(Figure dataset records)
⟨
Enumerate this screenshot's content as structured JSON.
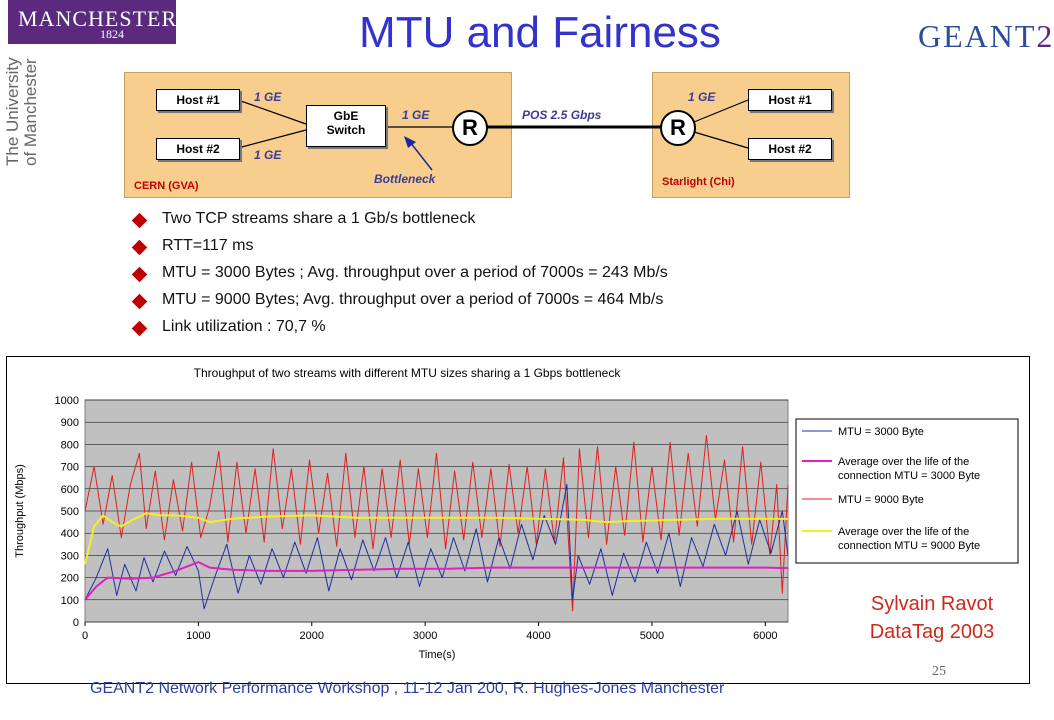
{
  "header": {
    "title": "MTU and Fairness",
    "logo_left": {
      "main": "MANCHESTER",
      "year": "1824",
      "side_line1": "The University",
      "side_line2": "of Manchester"
    },
    "logo_right": {
      "text": "GEANT",
      "suffix": "2"
    }
  },
  "diagram": {
    "site_left": "CERN (GVA)",
    "site_right": "Starlight (Chi)",
    "left_hosts": [
      "Host #1",
      "Host #2"
    ],
    "right_hosts": [
      "Host #1",
      "Host #2"
    ],
    "switch_line1": "GbE",
    "switch_line2": "Switch",
    "router_label": "R",
    "link_ge": "1 GE",
    "link_pos": "POS 2.5 Gbps",
    "bottleneck": "Bottleneck"
  },
  "bullets": [
    "Two TCP streams share a 1 Gb/s bottleneck",
    "RTT=117 ms",
    "MTU = 3000 Bytes ; Avg. throughput over a period of 7000s = 243 Mb/s",
    "MTU = 9000 Bytes; Avg. throughput over a period of 7000s = 464 Mb/s",
    "Link utilization : 70,7 %"
  ],
  "chart_data": {
    "type": "line",
    "title": "Throughput of two streams with different MTU sizes sharing a 1 Gbps bottleneck",
    "xlabel": "Time(s)",
    "ylabel": "Throughput (Mbps)",
    "xlim": [
      0,
      6200
    ],
    "ylim": [
      0,
      1000
    ],
    "xticks": [
      0,
      1000,
      2000,
      3000,
      4000,
      5000,
      6000
    ],
    "yticks": [
      0,
      100,
      200,
      300,
      400,
      500,
      600,
      700,
      800,
      900,
      1000
    ],
    "grid": "horizontal",
    "legend_position": "right",
    "series": [
      {
        "name": "MTU = 3000 Byte",
        "color": "#1f2f9f",
        "style": "sawtooth",
        "x": [
          0,
          100,
          200,
          280,
          350,
          450,
          520,
          600,
          700,
          800,
          900,
          1000,
          1050,
          1150,
          1250,
          1350,
          1450,
          1550,
          1650,
          1750,
          1850,
          1950,
          2050,
          2150,
          2250,
          2350,
          2450,
          2550,
          2650,
          2750,
          2850,
          2950,
          3050,
          3150,
          3250,
          3350,
          3450,
          3550,
          3650,
          3750,
          3850,
          3950,
          4050,
          4150,
          4250,
          4300,
          4350,
          4450,
          4550,
          4650,
          4750,
          4850,
          4950,
          5050,
          5150,
          5250,
          5350,
          5450,
          5550,
          5650,
          5750,
          5850,
          5950,
          6050,
          6150,
          6200
        ],
        "y": [
          100,
          200,
          330,
          120,
          260,
          140,
          290,
          180,
          320,
          210,
          340,
          230,
          60,
          210,
          350,
          130,
          300,
          170,
          330,
          200,
          360,
          220,
          380,
          140,
          330,
          190,
          370,
          230,
          380,
          200,
          360,
          160,
          330,
          200,
          380,
          230,
          420,
          180,
          380,
          240,
          440,
          280,
          480,
          350,
          620,
          100,
          300,
          170,
          330,
          120,
          310,
          180,
          360,
          220,
          400,
          160,
          380,
          250,
          440,
          300,
          500,
          260,
          460,
          310,
          500,
          300
        ]
      },
      {
        "name": "Average over the life of the connection MTU = 3000 Byte",
        "color": "#e020c0",
        "style": "smooth",
        "x": [
          0,
          100,
          200,
          400,
          600,
          800,
          1000,
          1100,
          1300,
          1600,
          2000,
          2400,
          2800,
          3200,
          3600,
          4000,
          4400,
          4800,
          5200,
          5600,
          6000,
          6200
        ],
        "y": [
          100,
          160,
          200,
          195,
          200,
          230,
          270,
          245,
          235,
          230,
          230,
          235,
          240,
          240,
          245,
          245,
          245,
          245,
          245,
          245,
          245,
          243
        ]
      },
      {
        "name": "MTU = 9000 Byte",
        "color": "#e02020",
        "style": "sawtooth",
        "x": [
          0,
          80,
          160,
          240,
          320,
          400,
          480,
          540,
          620,
          700,
          780,
          860,
          940,
          1020,
          1100,
          1180,
          1260,
          1340,
          1420,
          1500,
          1580,
          1660,
          1740,
          1820,
          1900,
          1980,
          2060,
          2140,
          2220,
          2300,
          2380,
          2460,
          2540,
          2620,
          2700,
          2780,
          2860,
          2940,
          3020,
          3100,
          3180,
          3260,
          3340,
          3420,
          3500,
          3580,
          3660,
          3740,
          3820,
          3900,
          3980,
          4060,
          4140,
          4220,
          4300,
          4360,
          4440,
          4520,
          4600,
          4680,
          4760,
          4840,
          4920,
          5000,
          5080,
          5160,
          5240,
          5320,
          5400,
          5480,
          5560,
          5640,
          5720,
          5800,
          5880,
          5960,
          6040,
          6100,
          6150,
          6200
        ],
        "y": [
          500,
          700,
          440,
          660,
          380,
          620,
          760,
          420,
          680,
          370,
          640,
          410,
          720,
          380,
          520,
          770,
          360,
          720,
          400,
          690,
          360,
          780,
          420,
          690,
          350,
          730,
          400,
          670,
          340,
          760,
          380,
          700,
          330,
          690,
          380,
          730,
          350,
          690,
          380,
          760,
          330,
          680,
          370,
          720,
          380,
          690,
          340,
          710,
          400,
          700,
          350,
          690,
          360,
          740,
          50,
          780,
          380,
          790,
          350,
          700,
          390,
          810,
          360,
          700,
          370,
          810,
          390,
          760,
          430,
          840,
          460,
          730,
          360,
          790,
          350,
          720,
          300,
          620,
          130,
          620
        ]
      },
      {
        "name": "Average over the life of the connection MTU = 9000 Byte",
        "color": "#f5ef20",
        "style": "smooth",
        "x": [
          0,
          80,
          160,
          240,
          320,
          420,
          540,
          660,
          800,
          1000,
          1100,
          1300,
          1600,
          2000,
          2400,
          2800,
          3200,
          3600,
          4000,
          4400,
          4600,
          4800,
          5200,
          5600,
          6000,
          6200
        ],
        "y": [
          260,
          430,
          480,
          450,
          430,
          460,
          490,
          480,
          480,
          470,
          450,
          465,
          475,
          480,
          470,
          470,
          470,
          470,
          465,
          460,
          450,
          455,
          460,
          465,
          465,
          464
        ]
      }
    ]
  },
  "attribution": {
    "line1": "Sylvain Ravot",
    "line2": "DataTag 2003"
  },
  "footer": {
    "text": "GEANT2 Network Performance Workshop , 11-12 Jan 200, R. Hughes-Jones Manchester",
    "page": "25"
  }
}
⟩
> [DIRECTION]
Reproduce the data verbatim. Do not carry any picture into the copy.

> [ANSWER TO THE TASK]
Enumerate this screenshot's content as structured JSON.
{
  "header": {
    "title": "MTU and Fairness",
    "logo_left": {
      "main": "MANCHESTER",
      "year": "1824",
      "side_line1": "The University",
      "side_line2": "of Manchester"
    },
    "logo_right": {
      "text": "GEANT",
      "suffix": "2"
    }
  },
  "diagram": {
    "site_left": "CERN (GVA)",
    "site_right": "Starlight (Chi)",
    "left_hosts": [
      "Host #1",
      "Host #2"
    ],
    "right_hosts": [
      "Host #1",
      "Host #2"
    ],
    "switch_line1": "GbE",
    "switch_line2": "Switch",
    "router_label": "R",
    "link_ge": "1 GE",
    "link_pos": "POS 2.5 Gbps",
    "bottleneck": "Bottleneck"
  },
  "bullets": [
    "Two TCP streams share a 1 Gb/s bottleneck",
    "RTT=117 ms",
    "MTU = 3000 Bytes ; Avg. throughput over a period of 7000s = 243 Mb/s",
    "MTU = 9000 Bytes; Avg. throughput over a period of 7000s = 464 Mb/s",
    "Link utilization : 70,7 %"
  ],
  "chart_data": {
    "type": "line",
    "title": "Throughput of two streams with different MTU sizes sharing a 1 Gbps bottleneck",
    "xlabel": "Time(s)",
    "ylabel": "Throughput (Mbps)",
    "xlim": [
      0,
      6200
    ],
    "ylim": [
      0,
      1000
    ],
    "xticks": [
      0,
      1000,
      2000,
      3000,
      4000,
      5000,
      6000
    ],
    "yticks": [
      0,
      100,
      200,
      300,
      400,
      500,
      600,
      700,
      800,
      900,
      1000
    ],
    "grid": "horizontal",
    "legend_position": "right",
    "series": [
      {
        "name": "MTU = 3000 Byte",
        "color": "#1f2f9f",
        "style": "sawtooth",
        "x": [
          0,
          100,
          200,
          280,
          350,
          450,
          520,
          600,
          700,
          800,
          900,
          1000,
          1050,
          1150,
          1250,
          1350,
          1450,
          1550,
          1650,
          1750,
          1850,
          1950,
          2050,
          2150,
          2250,
          2350,
          2450,
          2550,
          2650,
          2750,
          2850,
          2950,
          3050,
          3150,
          3250,
          3350,
          3450,
          3550,
          3650,
          3750,
          3850,
          3950,
          4050,
          4150,
          4250,
          4300,
          4350,
          4450,
          4550,
          4650,
          4750,
          4850,
          4950,
          5050,
          5150,
          5250,
          5350,
          5450,
          5550,
          5650,
          5750,
          5850,
          5950,
          6050,
          6150,
          6200
        ],
        "y": [
          100,
          200,
          330,
          120,
          260,
          140,
          290,
          180,
          320,
          210,
          340,
          230,
          60,
          210,
          350,
          130,
          300,
          170,
          330,
          200,
          360,
          220,
          380,
          140,
          330,
          190,
          370,
          230,
          380,
          200,
          360,
          160,
          330,
          200,
          380,
          230,
          420,
          180,
          380,
          240,
          440,
          280,
          480,
          350,
          620,
          100,
          300,
          170,
          330,
          120,
          310,
          180,
          360,
          220,
          400,
          160,
          380,
          250,
          440,
          300,
          500,
          260,
          460,
          310,
          500,
          300
        ]
      },
      {
        "name": "Average over the life of the connection MTU = 3000 Byte",
        "color": "#e020c0",
        "style": "smooth",
        "x": [
          0,
          100,
          200,
          400,
          600,
          800,
          1000,
          1100,
          1300,
          1600,
          2000,
          2400,
          2800,
          3200,
          3600,
          4000,
          4400,
          4800,
          5200,
          5600,
          6000,
          6200
        ],
        "y": [
          100,
          160,
          200,
          195,
          200,
          230,
          270,
          245,
          235,
          230,
          230,
          235,
          240,
          240,
          245,
          245,
          245,
          245,
          245,
          245,
          245,
          243
        ]
      },
      {
        "name": "MTU = 9000 Byte",
        "color": "#e02020",
        "style": "sawtooth",
        "x": [
          0,
          80,
          160,
          240,
          320,
          400,
          480,
          540,
          620,
          700,
          780,
          860,
          940,
          1020,
          1100,
          1180,
          1260,
          1340,
          1420,
          1500,
          1580,
          1660,
          1740,
          1820,
          1900,
          1980,
          2060,
          2140,
          2220,
          2300,
          2380,
          2460,
          2540,
          2620,
          2700,
          2780,
          2860,
          2940,
          3020,
          3100,
          3180,
          3260,
          3340,
          3420,
          3500,
          3580,
          3660,
          3740,
          3820,
          3900,
          3980,
          4060,
          4140,
          4220,
          4300,
          4360,
          4440,
          4520,
          4600,
          4680,
          4760,
          4840,
          4920,
          5000,
          5080,
          5160,
          5240,
          5320,
          5400,
          5480,
          5560,
          5640,
          5720,
          5800,
          5880,
          5960,
          6040,
          6100,
          6150,
          6200
        ],
        "y": [
          500,
          700,
          440,
          660,
          380,
          620,
          760,
          420,
          680,
          370,
          640,
          410,
          720,
          380,
          520,
          770,
          360,
          720,
          400,
          690,
          360,
          780,
          420,
          690,
          350,
          730,
          400,
          670,
          340,
          760,
          380,
          700,
          330,
          690,
          380,
          730,
          350,
          690,
          380,
          760,
          330,
          680,
          370,
          720,
          380,
          690,
          340,
          710,
          400,
          700,
          350,
          690,
          360,
          740,
          50,
          780,
          380,
          790,
          350,
          700,
          390,
          810,
          360,
          700,
          370,
          810,
          390,
          760,
          430,
          840,
          460,
          730,
          360,
          790,
          350,
          720,
          300,
          620,
          130,
          620
        ]
      },
      {
        "name": "Average over the life of the connection MTU = 9000 Byte",
        "color": "#f5ef20",
        "style": "smooth",
        "x": [
          0,
          80,
          160,
          240,
          320,
          420,
          540,
          660,
          800,
          1000,
          1100,
          1300,
          1600,
          2000,
          2400,
          2800,
          3200,
          3600,
          4000,
          4400,
          4600,
          4800,
          5200,
          5600,
          6000,
          6200
        ],
        "y": [
          260,
          430,
          480,
          450,
          430,
          460,
          490,
          480,
          480,
          470,
          450,
          465,
          475,
          480,
          470,
          470,
          470,
          470,
          465,
          460,
          450,
          455,
          460,
          465,
          465,
          464
        ]
      }
    ]
  },
  "attribution": {
    "line1": "Sylvain Ravot",
    "line2": "DataTag 2003"
  },
  "footer": {
    "text": "GEANT2 Network Performance Workshop , 11-12 Jan 200, R. Hughes-Jones Manchester",
    "page": "25"
  }
}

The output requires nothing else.